- DESCRIPTION OF THE TASK -
Omit the pictures, then reproduce every remaining record exactly.

- INFORMATION PROVIDED -
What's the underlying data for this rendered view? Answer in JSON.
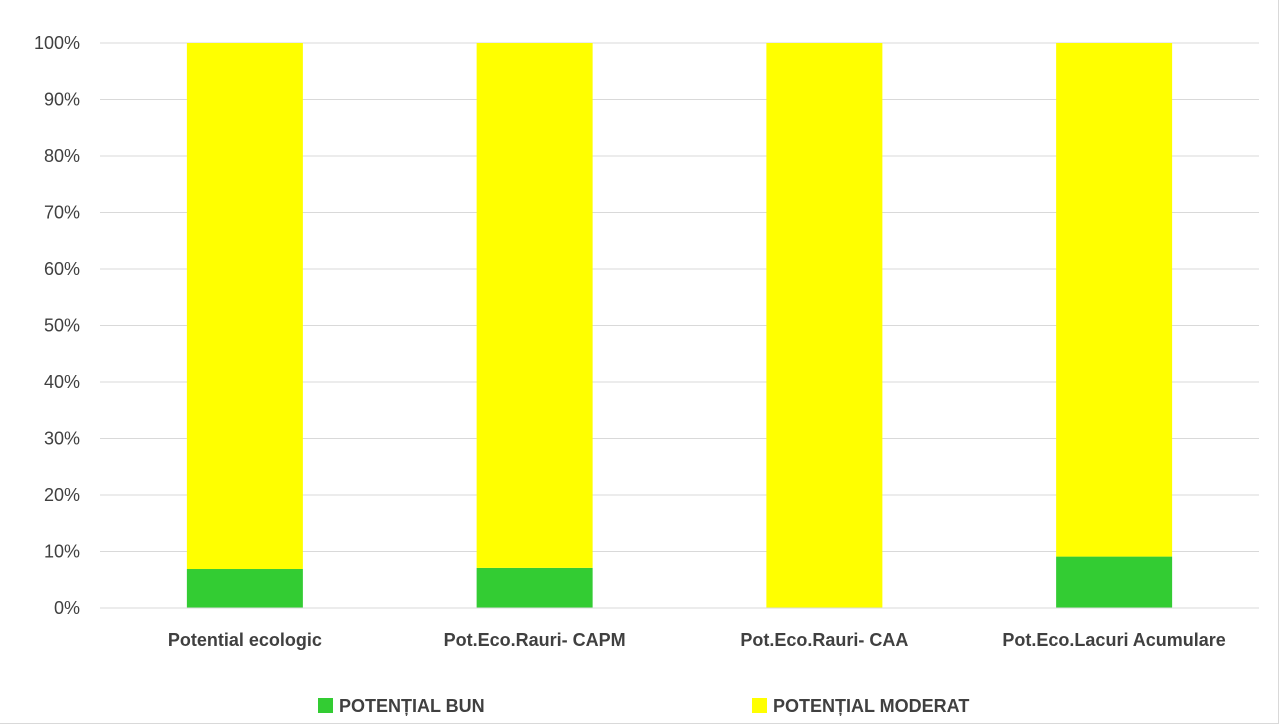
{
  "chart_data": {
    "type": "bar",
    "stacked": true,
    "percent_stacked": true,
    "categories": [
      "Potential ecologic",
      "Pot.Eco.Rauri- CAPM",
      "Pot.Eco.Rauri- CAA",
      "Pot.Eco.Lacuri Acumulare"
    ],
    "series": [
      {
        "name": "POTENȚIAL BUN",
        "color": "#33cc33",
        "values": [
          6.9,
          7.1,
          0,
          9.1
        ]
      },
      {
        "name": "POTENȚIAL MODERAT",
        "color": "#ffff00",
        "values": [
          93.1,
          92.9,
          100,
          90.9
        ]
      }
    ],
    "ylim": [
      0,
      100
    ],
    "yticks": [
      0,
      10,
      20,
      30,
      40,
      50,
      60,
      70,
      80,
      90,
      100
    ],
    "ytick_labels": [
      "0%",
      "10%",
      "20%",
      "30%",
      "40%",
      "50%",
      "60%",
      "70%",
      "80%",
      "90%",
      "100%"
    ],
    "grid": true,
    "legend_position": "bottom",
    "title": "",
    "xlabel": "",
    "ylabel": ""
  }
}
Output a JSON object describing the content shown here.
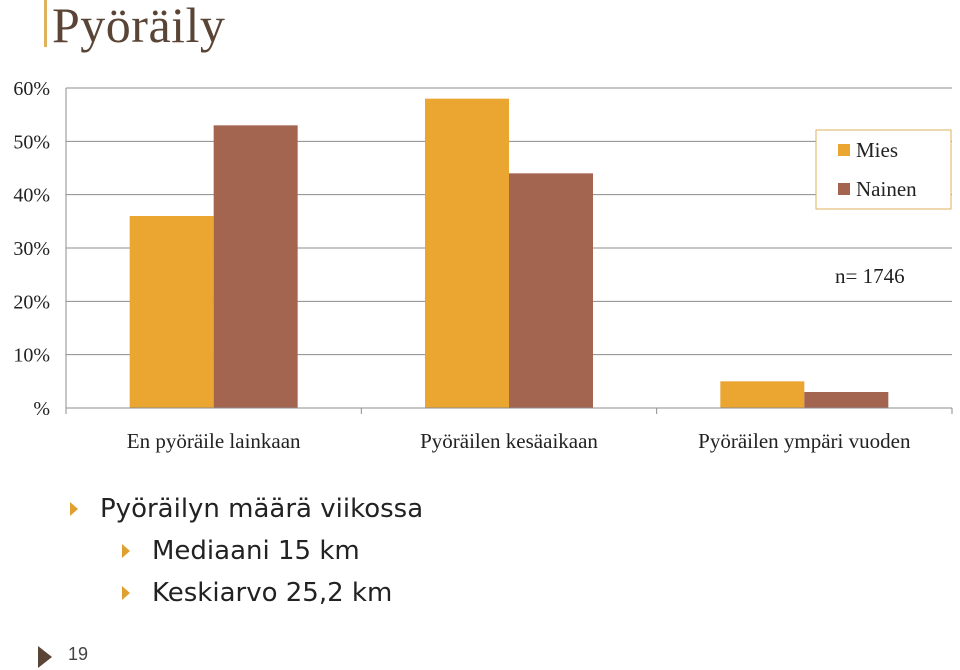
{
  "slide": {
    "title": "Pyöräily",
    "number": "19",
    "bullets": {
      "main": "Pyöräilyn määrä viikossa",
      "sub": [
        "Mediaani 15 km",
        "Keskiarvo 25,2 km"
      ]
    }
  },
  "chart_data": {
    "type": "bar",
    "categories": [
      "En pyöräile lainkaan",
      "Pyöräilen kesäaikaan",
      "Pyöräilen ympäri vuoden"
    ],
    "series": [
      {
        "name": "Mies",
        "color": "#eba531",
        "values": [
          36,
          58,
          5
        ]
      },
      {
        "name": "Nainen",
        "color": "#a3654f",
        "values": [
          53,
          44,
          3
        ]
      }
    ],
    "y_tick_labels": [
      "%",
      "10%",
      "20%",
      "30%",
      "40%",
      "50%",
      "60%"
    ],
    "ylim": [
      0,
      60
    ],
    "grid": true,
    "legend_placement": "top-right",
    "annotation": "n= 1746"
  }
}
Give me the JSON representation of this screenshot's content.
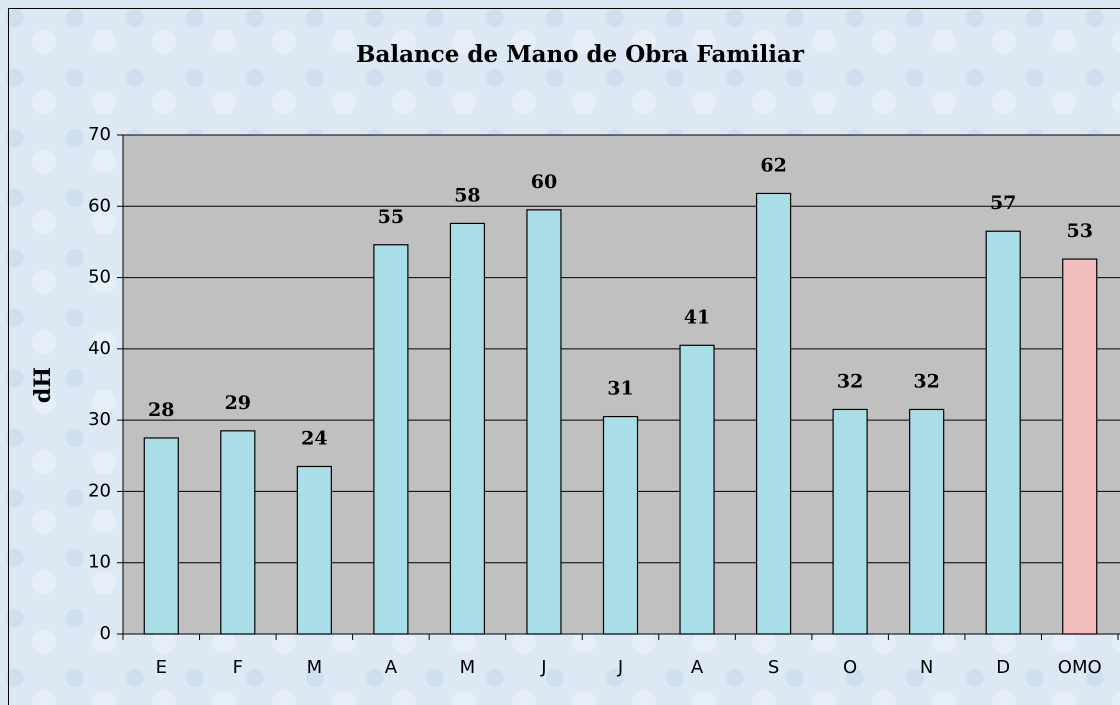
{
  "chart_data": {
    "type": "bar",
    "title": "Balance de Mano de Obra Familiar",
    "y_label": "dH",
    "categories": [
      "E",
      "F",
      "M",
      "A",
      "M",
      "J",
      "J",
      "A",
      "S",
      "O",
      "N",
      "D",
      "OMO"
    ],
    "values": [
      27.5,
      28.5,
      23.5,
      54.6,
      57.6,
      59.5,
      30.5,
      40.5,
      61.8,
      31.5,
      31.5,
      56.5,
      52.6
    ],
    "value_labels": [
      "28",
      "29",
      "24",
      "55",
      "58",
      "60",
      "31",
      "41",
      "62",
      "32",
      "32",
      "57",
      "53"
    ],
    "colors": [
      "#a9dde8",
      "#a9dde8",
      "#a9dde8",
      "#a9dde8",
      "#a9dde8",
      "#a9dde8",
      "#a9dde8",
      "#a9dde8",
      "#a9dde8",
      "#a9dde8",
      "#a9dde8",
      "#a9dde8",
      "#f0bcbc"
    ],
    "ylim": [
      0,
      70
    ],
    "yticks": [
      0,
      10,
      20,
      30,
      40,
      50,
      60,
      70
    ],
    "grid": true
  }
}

- TASK RESULT -
What's the underlying data for this rendered view? Answer in JSON.
{
  "chart_data": {
    "type": "bar",
    "stacked": true,
    "percent_stacked": true,
    "categories": [
      "Potential ecologic",
      "Pot.Eco.Rauri- CAPM",
      "Pot.Eco.Rauri- CAA",
      "Pot.Eco.Lacuri Acumulare"
    ],
    "series": [
      {
        "name": "POTENȚIAL BUN",
        "color": "#33cc33",
        "values": [
          6.9,
          7.1,
          0,
          9.1
        ]
      },
      {
        "name": "POTENȚIAL MODERAT",
        "color": "#ffff00",
        "values": [
          93.1,
          92.9,
          100,
          90.9
        ]
      }
    ],
    "ylim": [
      0,
      100
    ],
    "yticks": [
      0,
      10,
      20,
      30,
      40,
      50,
      60,
      70,
      80,
      90,
      100
    ],
    "ytick_labels": [
      "0%",
      "10%",
      "20%",
      "30%",
      "40%",
      "50%",
      "60%",
      "70%",
      "80%",
      "90%",
      "100%"
    ],
    "grid": true,
    "legend_position": "bottom",
    "title": "",
    "xlabel": "",
    "ylabel": ""
  }
}
Output a JSON object describing the content shown here.
{
  "slide": {
    "title": "Pyöräily",
    "number": "19",
    "bullets": {
      "main": "Pyöräilyn määrä viikossa",
      "sub": [
        "Mediaani 15 km",
        "Keskiarvo 25,2 km"
      ]
    }
  },
  "chart_data": {
    "type": "bar",
    "categories": [
      "En pyöräile lainkaan",
      "Pyöräilen kesäaikaan",
      "Pyöräilen ympäri vuoden"
    ],
    "series": [
      {
        "name": "Mies",
        "color": "#eba531",
        "values": [
          36,
          58,
          5
        ]
      },
      {
        "name": "Nainen",
        "color": "#a3654f",
        "values": [
          53,
          44,
          3
        ]
      }
    ],
    "y_tick_labels": [
      "%",
      "10%",
      "20%",
      "30%",
      "40%",
      "50%",
      "60%"
    ],
    "ylim": [
      0,
      60
    ],
    "grid": true,
    "legend_placement": "top-right",
    "annotation": "n= 1746"
  }
}
Give me the JSON representation of this screenshot's content.
{
  "chart_data": {
    "type": "bar",
    "title": "Balance de Mano de Obra Familiar",
    "y_label": "dH",
    "categories": [
      "E",
      "F",
      "M",
      "A",
      "M",
      "J",
      "J",
      "A",
      "S",
      "O",
      "N",
      "D",
      "OMO"
    ],
    "values": [
      27.5,
      28.5,
      23.5,
      54.6,
      57.6,
      59.5,
      30.5,
      40.5,
      61.8,
      31.5,
      31.5,
      56.5,
      52.6
    ],
    "value_labels": [
      "28",
      "29",
      "24",
      "55",
      "58",
      "60",
      "31",
      "41",
      "62",
      "32",
      "32",
      "57",
      "53"
    ],
    "colors": [
      "#a9dde8",
      "#a9dde8",
      "#a9dde8",
      "#a9dde8",
      "#a9dde8",
      "#a9dde8",
      "#a9dde8",
      "#a9dde8",
      "#a9dde8",
      "#a9dde8",
      "#a9dde8",
      "#a9dde8",
      "#f0bcbc"
    ],
    "ylim": [
      0,
      70
    ],
    "yticks": [
      0,
      10,
      20,
      30,
      40,
      50,
      60,
      70
    ],
    "grid": true
  }
}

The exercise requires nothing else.